▶ Problem to solve: Rewrite the entries as a numbered list, beginning at the very first line and going on through the line containing "x-tick-label: Jun '21: [1117, 510, 1160, 553]". Leave out any blank lines.

# START OF Data supplied

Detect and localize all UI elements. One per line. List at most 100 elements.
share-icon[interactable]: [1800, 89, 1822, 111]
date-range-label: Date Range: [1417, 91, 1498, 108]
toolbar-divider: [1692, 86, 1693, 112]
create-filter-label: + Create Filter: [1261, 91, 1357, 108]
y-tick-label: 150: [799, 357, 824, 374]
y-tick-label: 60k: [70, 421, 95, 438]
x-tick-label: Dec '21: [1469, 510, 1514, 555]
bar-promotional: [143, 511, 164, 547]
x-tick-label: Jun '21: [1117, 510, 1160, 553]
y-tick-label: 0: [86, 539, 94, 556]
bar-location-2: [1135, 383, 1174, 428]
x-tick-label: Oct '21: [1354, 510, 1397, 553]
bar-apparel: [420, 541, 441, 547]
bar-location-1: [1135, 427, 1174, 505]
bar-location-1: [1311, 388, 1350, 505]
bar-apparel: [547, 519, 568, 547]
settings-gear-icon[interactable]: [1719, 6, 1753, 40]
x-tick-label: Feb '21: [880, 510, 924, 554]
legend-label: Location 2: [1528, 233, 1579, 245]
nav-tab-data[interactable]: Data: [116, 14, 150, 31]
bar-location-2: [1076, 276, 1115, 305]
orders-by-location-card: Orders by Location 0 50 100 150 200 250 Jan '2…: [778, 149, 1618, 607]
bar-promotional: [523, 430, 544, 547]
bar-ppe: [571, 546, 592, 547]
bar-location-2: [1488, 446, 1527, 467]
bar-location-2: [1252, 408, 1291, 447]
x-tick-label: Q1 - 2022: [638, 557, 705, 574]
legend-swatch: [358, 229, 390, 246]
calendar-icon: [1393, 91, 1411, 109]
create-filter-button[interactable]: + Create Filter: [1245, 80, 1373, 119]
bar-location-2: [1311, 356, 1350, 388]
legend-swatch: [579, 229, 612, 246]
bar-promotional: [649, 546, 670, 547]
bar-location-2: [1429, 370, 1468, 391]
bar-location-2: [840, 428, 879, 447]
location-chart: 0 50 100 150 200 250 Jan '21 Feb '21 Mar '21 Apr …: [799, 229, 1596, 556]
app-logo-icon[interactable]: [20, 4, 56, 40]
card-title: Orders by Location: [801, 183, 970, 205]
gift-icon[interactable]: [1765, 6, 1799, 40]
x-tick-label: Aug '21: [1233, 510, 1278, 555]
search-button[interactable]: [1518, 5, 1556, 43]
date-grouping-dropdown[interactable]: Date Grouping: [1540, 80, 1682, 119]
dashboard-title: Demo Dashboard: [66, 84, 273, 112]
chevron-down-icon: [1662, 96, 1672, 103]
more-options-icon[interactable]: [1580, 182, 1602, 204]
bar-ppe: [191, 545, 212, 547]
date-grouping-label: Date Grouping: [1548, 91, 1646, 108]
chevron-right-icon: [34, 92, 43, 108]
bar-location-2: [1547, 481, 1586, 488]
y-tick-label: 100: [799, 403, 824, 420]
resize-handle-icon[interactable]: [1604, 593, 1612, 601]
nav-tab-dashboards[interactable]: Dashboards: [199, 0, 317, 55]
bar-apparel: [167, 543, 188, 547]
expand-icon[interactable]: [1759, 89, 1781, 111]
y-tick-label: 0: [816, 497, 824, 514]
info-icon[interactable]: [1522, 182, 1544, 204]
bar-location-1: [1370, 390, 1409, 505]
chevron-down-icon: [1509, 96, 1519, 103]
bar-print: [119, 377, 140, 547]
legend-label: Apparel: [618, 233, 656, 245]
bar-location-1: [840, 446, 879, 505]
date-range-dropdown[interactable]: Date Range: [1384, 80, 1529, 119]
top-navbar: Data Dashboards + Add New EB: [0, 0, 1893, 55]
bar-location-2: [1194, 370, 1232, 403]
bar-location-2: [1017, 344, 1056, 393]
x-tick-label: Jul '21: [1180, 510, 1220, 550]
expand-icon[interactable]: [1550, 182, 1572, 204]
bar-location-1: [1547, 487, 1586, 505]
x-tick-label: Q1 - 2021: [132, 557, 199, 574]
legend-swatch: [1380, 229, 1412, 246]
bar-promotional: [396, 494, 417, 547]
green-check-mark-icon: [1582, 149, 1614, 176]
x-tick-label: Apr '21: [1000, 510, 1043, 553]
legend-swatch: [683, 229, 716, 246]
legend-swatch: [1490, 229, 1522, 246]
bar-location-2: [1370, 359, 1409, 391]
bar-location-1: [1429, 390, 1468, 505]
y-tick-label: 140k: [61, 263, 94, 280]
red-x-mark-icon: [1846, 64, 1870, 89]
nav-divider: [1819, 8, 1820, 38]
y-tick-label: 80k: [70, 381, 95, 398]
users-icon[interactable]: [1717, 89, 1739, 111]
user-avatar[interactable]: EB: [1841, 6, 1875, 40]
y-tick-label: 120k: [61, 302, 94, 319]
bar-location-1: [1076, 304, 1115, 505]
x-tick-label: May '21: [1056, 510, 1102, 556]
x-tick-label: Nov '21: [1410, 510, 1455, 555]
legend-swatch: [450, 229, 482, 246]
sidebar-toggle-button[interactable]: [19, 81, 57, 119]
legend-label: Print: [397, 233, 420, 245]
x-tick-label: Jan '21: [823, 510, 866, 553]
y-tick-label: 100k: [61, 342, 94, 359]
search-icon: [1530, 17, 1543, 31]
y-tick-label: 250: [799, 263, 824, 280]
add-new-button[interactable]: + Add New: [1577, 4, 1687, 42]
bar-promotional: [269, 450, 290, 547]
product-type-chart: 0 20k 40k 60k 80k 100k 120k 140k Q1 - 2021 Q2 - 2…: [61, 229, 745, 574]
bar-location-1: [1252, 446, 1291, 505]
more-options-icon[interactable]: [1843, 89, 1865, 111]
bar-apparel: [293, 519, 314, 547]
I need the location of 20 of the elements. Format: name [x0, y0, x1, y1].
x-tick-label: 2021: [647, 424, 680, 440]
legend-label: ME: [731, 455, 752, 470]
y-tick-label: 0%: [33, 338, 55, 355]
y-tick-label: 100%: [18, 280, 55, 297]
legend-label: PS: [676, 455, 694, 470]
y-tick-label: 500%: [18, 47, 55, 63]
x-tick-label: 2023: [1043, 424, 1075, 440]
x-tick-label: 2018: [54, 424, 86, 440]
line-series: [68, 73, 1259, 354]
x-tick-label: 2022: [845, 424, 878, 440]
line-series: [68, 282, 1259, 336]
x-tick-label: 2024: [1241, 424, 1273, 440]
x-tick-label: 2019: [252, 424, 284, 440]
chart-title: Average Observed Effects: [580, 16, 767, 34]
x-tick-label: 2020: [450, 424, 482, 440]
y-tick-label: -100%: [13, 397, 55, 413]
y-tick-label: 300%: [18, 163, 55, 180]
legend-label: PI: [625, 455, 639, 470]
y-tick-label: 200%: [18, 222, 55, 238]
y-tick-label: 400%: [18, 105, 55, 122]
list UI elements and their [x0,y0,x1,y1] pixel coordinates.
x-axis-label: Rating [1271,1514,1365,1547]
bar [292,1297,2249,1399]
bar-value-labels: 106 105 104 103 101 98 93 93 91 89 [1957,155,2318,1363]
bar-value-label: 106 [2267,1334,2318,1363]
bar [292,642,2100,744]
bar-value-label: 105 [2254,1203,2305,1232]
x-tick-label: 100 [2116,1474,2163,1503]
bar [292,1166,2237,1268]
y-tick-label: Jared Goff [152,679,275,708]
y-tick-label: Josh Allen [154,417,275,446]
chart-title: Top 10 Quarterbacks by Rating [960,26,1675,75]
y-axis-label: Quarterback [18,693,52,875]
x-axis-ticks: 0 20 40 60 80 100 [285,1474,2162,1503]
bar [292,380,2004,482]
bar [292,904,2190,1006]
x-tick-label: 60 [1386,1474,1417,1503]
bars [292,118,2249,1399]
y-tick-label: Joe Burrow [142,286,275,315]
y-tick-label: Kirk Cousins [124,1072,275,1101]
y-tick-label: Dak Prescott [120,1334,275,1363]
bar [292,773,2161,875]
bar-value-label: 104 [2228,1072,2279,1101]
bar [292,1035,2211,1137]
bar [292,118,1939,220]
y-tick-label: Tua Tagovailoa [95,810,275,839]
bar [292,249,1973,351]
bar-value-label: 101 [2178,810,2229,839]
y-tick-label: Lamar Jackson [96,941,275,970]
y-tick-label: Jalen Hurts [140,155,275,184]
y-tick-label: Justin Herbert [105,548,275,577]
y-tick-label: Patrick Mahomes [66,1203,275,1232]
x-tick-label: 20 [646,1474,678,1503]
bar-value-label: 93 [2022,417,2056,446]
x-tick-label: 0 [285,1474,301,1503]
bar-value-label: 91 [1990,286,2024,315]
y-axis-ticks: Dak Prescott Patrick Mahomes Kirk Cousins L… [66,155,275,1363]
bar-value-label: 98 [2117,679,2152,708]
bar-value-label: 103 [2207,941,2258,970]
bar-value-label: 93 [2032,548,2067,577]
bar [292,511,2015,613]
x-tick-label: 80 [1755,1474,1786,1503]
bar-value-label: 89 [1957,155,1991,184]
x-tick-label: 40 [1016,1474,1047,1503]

# END OF Data supplied

▶ Completed task:
1. Detect and localize all UI elements. One per line. List at most 100 elements.
2. share-icon[interactable]: [1800, 89, 1822, 111]
3. date-range-label: Date Range: [1417, 91, 1498, 108]
4. toolbar-divider: [1692, 86, 1693, 112]
5. create-filter-label: + Create Filter: [1261, 91, 1357, 108]
6. y-tick-label: 150: [799, 357, 824, 374]
7. y-tick-label: 60k: [70, 421, 95, 438]
8. x-tick-label: Dec '21: [1469, 510, 1514, 555]
9. bar-promotional: [143, 511, 164, 547]
10. x-tick-label: Jun '21: [1117, 510, 1160, 553]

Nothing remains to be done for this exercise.